··· MATERIAL PROVIDED
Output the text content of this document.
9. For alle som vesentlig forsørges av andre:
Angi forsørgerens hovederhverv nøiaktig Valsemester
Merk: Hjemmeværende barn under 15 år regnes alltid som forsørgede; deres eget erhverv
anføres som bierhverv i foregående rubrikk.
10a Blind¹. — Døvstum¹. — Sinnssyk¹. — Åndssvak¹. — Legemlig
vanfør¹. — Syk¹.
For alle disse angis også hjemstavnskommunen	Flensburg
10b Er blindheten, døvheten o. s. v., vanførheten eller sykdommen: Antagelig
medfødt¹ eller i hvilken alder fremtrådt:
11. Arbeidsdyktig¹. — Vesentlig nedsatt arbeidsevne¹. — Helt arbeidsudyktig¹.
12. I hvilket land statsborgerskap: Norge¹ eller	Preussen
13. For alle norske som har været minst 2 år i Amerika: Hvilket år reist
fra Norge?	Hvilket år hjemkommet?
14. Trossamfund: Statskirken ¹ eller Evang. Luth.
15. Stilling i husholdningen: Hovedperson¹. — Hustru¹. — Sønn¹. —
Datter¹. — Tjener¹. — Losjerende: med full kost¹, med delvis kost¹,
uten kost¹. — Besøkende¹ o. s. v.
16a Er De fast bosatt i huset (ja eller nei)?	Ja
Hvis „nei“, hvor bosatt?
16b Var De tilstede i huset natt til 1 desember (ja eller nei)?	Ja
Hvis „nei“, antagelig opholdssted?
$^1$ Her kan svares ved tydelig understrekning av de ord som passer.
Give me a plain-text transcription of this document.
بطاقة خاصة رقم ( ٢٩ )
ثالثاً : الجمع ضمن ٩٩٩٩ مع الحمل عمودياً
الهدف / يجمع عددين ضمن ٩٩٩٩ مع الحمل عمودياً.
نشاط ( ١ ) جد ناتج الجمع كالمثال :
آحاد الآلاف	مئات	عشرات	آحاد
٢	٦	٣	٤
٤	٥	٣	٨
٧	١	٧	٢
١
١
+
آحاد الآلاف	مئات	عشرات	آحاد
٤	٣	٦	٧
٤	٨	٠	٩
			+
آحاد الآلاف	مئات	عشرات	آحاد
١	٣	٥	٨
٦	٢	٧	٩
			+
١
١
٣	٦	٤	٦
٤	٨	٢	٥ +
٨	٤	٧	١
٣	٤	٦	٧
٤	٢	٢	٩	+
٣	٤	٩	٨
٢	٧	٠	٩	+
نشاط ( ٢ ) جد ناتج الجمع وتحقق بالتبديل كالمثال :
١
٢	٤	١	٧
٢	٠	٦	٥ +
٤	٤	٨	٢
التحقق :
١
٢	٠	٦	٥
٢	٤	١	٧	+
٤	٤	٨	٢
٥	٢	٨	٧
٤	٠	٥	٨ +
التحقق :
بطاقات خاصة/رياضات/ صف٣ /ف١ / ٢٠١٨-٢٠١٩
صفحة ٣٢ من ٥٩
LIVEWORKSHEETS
······
# PROBLEM REQUIREMENTS
Copy, from the material above, each line in which the string "خاصة" occurs.

# THE RESPONSE
بطاقة خاصة رقم ( ٢٩ )
بطاقات خاصة/رياضات/ صف٣ /ف١ / ٢٠١٨-٢٠١٩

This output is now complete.